■ KUTIPAN BACAAN ■
Ø Mitos kelahiran Gajah Mada
Kisah kelahiran Gajah Mada penuh
dengan mitos untuk melegitimasi kedudukannya sebagai orang besar. Kitab Usana
Jawa menyebutkan Gajah Mada lahir begitu saja dari buah kelapa.
Di lain pihak, Babad Gajah Mada
mengatakan Gajah Mada merupakan anak dari Dewa Brahma—salah satu dari tiga dewa
utama kaum Hindu—dengan istri seorang pendeta muda bernama Mpu Sura Dharma
Yogi. Setelah dewasa, Gajah Mada diambil oleh Mahapatih Majapahit untuk mengabdi
kepada raja. Kisah-kisah yang berbau supranatural ini jamak tercatat dalam
babad-babad tanah Jawa dengan tujuan kelahiran Gajah Mada sudah direstui kekuatan adi kodrati.
Dengan kata lain, proses kelahirannya sudah menandakan Gajah Mada ditakdirkan
menjadi orang yang terkenal atau disegani.
Gajah Mada Gajah Mabuk?
Ø Gajah Mada bukan nama asli
Babad Arung Bondan menyatakan Gajah
Mada adalah anak seorang patih Majapahit. Agus Aris Munandar menduga Gajah Mada
merupakan anak Gajah Pagon, pengawal setia Raden Wijaya, raja pertama Majapahit
yang membuka Hutan Tarik sebagai cikal bakal kerajaan.
Kitab Pararaton menyebut kedua orang
itu berwatak sama, yakni pemberani, tahan mental, tidak mudah menyerah, setia
kepada tuannya, dan berperilaku seperti hewan gajah yang dapat mengadang semua
penghalang.
Kata "gajah" mengacu pada
hewan yang dalam mitologi Hindu dipercaya sebagai vahana (hewan tunggangan)

■ LATIHAN SINGKAT ■
Salin bagian kutipan tentang Gajah Mada mulai dari "Kitab Pararaton menyebut" sampai dengan "vahana (hewan tunggangan)", termasuk kata-kata terakhir itu, tanpa mengubah apa pun. Kerjakan hanya dengan berpegang pada kutipan di atas.

■ INFORMASI TERCATAT ■
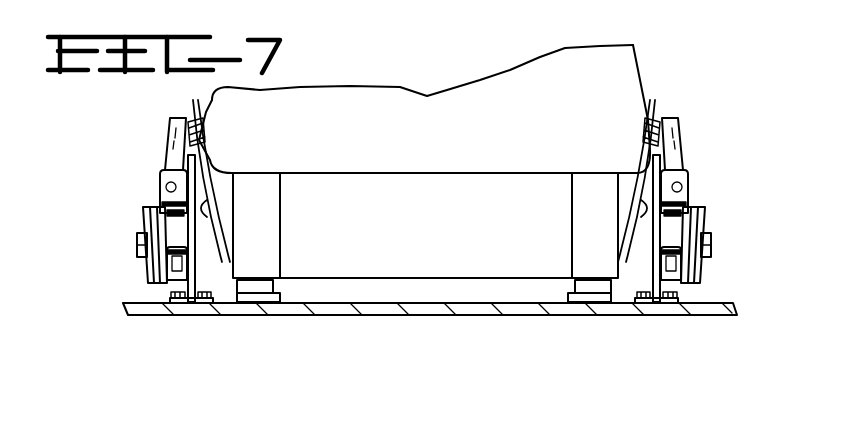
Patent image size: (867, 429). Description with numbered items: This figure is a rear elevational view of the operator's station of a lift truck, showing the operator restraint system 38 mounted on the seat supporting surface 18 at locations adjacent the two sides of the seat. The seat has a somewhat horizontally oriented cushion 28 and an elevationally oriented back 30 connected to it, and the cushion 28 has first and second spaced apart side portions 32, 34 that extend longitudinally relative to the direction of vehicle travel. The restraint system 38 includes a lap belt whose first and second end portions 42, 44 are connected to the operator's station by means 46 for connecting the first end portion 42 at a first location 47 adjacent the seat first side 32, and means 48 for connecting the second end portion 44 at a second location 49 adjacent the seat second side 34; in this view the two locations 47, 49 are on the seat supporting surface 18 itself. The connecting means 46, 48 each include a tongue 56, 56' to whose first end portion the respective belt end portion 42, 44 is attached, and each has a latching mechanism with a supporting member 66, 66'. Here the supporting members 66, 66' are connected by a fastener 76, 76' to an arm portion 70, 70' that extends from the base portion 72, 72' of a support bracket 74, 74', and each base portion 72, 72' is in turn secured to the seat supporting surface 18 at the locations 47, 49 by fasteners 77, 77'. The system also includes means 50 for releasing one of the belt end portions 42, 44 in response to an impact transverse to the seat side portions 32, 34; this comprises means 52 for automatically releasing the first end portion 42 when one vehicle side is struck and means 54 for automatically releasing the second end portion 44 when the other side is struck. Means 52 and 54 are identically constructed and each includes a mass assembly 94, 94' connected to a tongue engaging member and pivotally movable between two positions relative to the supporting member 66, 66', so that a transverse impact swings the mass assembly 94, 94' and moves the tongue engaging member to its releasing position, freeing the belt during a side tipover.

The seat supporting surface 18 is at (716, 311).
The seat cushion 28 is at (411, 241).
The seat back 30 is at (428, 134).
The first side portion of seat cushion 32 is at (200, 205).
The second side portion of seat cushion 34 is at (572, 204).
The operator restraint system 38 is at (472, 56).
The lap belt first end portion 42 is at (198, 118).
The lap belt second end portion 44 is at (655, 115).
The means for connecting lap belt first end portion 46 is at (125, 168).
The first location 47 is at (172, 324).
The means for connecting lap belt second end portion 48 is at (725, 173).
The second location 49 is at (662, 320).
The means for releasing 50 is at (670, 58).
The means for automatically releasing lap belt first end portion 52 is at (128, 272).
The means for automatically releasing lap belt second end portion 54 is at (722, 250).
The tongue 56 is at (131, 140).
The tongue 56' is at (708, 140).
The supporting member 66 is at (231, 181).
The supporting member 66' is at (614, 181).
The arm portion 70 is at (268, 225).
The arm portion 70' is at (626, 258).
The base portion 72 is at (203, 260).
The base portion 72' is at (635, 258).
The support bracket 74 is at (261, 291).
The support bracket 74' is at (585, 291).
The fastener 76 is at (235, 181).
The fastener 76' is at (612, 221).
The fastener 77 is at (145, 303).
The fastener 77' is at (690, 283).
The mass assembly 94 is at (117, 243).
The mass assembly 94' is at (729, 239).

■ JAWABAN SOAL ■
Kitab Pararaton menyebut kedua orang
itu berwatak sama, yakni pemberani, tahan mental, tidak mudah menyerah, setia
kepada tuannya, dan berperilaku seperti hewan gajah yang dapat mengadang semua
penghalang.
Kata "gajah" mengacu pada
hewan yang dalam mitologi Hindu dipercaya sebagai vahana (hewan tunggangan)